··· PROVIDED RECORDS ···

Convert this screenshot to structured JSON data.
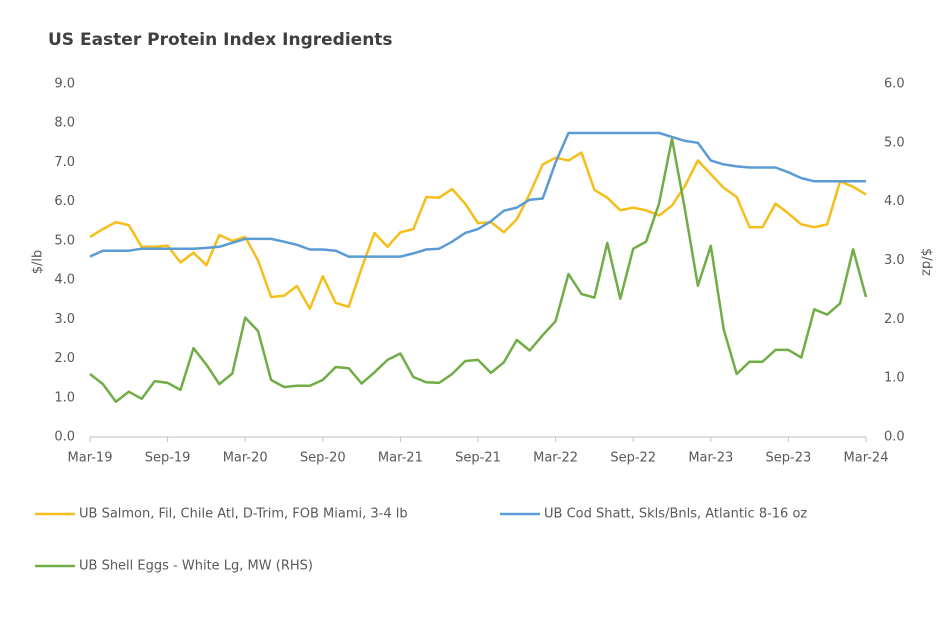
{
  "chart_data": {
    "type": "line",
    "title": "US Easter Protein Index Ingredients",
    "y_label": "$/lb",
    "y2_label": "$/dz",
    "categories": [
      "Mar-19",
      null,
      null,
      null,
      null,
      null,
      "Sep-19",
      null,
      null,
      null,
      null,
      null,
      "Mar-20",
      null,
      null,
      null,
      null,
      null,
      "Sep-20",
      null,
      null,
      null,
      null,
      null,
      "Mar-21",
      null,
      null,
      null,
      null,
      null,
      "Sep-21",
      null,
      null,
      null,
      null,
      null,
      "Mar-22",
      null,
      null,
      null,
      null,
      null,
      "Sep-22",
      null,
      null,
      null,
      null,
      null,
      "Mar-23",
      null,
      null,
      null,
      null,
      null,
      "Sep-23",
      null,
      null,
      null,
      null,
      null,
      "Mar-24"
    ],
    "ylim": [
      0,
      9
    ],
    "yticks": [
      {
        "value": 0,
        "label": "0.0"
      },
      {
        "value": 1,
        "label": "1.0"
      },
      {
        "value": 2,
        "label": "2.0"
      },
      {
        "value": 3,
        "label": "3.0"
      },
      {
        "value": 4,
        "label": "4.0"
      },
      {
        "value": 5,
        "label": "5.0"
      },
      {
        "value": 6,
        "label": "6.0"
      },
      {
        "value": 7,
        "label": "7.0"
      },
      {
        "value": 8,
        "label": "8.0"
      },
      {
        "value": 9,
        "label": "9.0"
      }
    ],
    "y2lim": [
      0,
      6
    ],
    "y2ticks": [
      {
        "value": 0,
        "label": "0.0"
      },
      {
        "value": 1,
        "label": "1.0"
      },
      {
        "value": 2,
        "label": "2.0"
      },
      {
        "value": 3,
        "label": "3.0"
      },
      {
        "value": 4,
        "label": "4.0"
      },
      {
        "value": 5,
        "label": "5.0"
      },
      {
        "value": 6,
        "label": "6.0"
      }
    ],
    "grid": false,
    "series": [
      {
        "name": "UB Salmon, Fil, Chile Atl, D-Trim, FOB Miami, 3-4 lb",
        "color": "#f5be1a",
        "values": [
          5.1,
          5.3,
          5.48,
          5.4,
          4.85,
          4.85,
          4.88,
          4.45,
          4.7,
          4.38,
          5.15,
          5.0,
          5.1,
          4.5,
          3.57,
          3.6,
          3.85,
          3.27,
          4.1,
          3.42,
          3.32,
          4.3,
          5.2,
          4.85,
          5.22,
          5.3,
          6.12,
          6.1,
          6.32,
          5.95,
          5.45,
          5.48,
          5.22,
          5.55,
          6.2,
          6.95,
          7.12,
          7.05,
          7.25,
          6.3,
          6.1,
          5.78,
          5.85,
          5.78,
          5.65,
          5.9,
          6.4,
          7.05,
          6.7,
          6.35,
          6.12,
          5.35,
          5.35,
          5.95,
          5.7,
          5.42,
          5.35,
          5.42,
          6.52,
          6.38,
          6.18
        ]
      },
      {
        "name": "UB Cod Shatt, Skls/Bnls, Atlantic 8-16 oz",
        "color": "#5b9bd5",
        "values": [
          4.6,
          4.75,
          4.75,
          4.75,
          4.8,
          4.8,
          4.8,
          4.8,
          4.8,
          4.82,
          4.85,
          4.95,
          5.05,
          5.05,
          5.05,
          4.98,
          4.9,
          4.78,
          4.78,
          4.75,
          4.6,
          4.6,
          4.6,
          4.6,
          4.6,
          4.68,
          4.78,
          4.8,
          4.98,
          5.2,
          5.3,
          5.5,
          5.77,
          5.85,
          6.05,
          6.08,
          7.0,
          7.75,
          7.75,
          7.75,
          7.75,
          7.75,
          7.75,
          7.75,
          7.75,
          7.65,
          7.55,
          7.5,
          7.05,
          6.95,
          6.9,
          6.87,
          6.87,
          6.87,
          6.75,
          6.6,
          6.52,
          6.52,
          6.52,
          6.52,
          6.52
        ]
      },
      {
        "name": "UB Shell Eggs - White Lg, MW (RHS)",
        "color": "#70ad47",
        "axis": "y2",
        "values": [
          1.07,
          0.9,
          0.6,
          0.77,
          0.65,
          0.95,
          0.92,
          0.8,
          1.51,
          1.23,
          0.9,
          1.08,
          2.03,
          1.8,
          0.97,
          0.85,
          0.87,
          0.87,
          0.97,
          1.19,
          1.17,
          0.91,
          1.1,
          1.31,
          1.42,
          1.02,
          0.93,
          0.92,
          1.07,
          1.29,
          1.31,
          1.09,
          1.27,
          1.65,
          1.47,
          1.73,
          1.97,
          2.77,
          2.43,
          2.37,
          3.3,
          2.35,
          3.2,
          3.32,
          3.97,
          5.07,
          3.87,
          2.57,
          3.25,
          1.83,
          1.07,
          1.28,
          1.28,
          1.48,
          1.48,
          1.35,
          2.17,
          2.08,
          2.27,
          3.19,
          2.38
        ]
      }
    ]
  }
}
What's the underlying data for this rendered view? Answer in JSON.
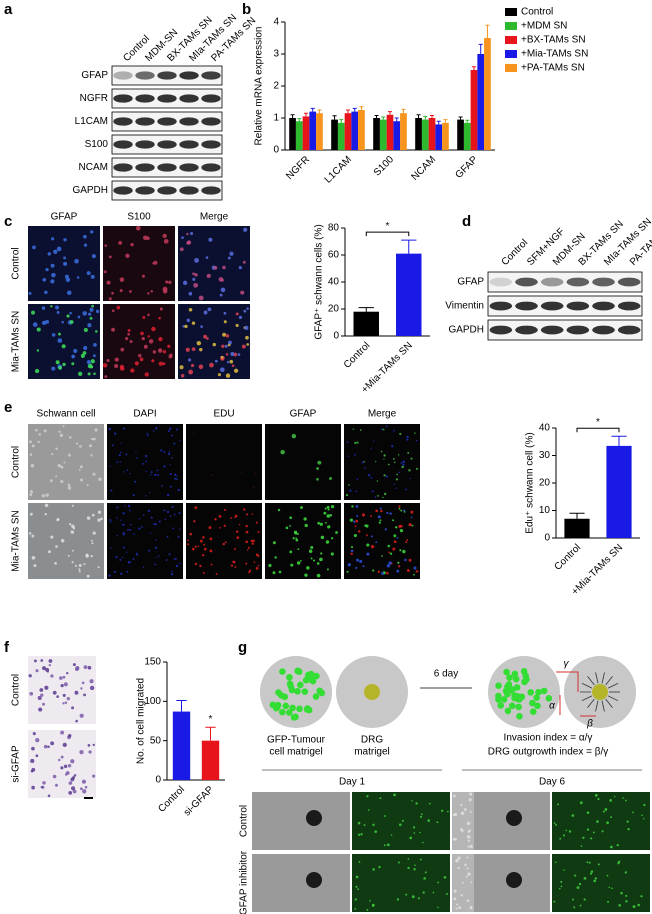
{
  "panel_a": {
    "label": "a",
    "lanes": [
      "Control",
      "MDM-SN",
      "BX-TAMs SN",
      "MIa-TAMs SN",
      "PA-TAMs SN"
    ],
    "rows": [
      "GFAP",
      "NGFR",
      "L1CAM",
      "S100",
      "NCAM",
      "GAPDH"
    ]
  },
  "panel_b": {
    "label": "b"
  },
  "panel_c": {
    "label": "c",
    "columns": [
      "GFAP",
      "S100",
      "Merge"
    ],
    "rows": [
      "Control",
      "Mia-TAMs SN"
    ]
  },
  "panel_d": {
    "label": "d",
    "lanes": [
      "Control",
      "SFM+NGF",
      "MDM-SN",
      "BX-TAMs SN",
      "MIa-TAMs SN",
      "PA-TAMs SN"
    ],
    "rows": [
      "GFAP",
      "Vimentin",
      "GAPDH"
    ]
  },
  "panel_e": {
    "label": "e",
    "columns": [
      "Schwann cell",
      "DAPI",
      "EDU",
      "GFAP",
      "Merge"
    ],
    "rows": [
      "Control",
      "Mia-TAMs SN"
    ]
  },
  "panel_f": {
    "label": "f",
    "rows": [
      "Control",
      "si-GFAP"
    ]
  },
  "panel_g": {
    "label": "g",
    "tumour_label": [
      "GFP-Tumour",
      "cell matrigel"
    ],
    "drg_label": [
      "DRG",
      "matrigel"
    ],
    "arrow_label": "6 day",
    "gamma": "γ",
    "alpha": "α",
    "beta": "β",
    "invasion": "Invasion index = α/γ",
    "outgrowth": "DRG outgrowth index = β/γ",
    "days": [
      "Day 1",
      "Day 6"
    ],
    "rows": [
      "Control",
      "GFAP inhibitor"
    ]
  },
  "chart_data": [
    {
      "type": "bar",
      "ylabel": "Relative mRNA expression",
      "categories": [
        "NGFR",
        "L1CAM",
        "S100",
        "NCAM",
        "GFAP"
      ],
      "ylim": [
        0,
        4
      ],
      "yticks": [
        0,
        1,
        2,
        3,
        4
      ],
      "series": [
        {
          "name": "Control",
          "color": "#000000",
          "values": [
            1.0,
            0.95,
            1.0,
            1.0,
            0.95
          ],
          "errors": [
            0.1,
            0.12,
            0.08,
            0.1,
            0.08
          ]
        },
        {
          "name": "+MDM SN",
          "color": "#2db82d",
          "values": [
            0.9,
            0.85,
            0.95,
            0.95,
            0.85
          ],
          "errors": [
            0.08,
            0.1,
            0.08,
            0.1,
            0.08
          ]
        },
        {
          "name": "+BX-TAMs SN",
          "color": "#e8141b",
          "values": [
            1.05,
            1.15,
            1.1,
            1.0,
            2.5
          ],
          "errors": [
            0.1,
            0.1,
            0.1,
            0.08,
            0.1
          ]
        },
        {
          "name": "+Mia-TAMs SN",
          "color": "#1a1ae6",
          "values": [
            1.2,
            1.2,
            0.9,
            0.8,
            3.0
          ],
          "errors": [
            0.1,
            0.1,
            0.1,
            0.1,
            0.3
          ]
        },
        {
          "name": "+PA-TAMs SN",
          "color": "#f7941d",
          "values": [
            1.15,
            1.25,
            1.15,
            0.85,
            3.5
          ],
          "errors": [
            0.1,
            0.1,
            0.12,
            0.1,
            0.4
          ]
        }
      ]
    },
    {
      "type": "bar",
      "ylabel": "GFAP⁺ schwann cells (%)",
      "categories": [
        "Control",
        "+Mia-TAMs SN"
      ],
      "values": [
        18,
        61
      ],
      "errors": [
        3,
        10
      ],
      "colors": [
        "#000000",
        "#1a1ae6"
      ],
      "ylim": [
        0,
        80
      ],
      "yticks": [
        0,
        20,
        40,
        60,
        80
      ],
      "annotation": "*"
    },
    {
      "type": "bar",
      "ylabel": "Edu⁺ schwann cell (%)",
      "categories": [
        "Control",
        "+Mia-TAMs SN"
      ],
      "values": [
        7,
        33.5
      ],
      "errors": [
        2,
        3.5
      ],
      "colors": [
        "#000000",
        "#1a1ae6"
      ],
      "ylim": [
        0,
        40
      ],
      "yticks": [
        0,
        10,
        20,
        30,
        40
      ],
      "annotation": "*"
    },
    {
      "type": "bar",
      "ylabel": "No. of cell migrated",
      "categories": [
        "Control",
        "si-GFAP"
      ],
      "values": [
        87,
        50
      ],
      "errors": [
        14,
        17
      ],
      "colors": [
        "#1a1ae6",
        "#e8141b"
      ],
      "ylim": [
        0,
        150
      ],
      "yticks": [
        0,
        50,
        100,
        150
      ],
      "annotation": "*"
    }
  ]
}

···

## WHAT IS EXPECTED
For the material above, count the lines where the string "name" appears and reply with the count only.

## REPLY TO THE EXERCISE
8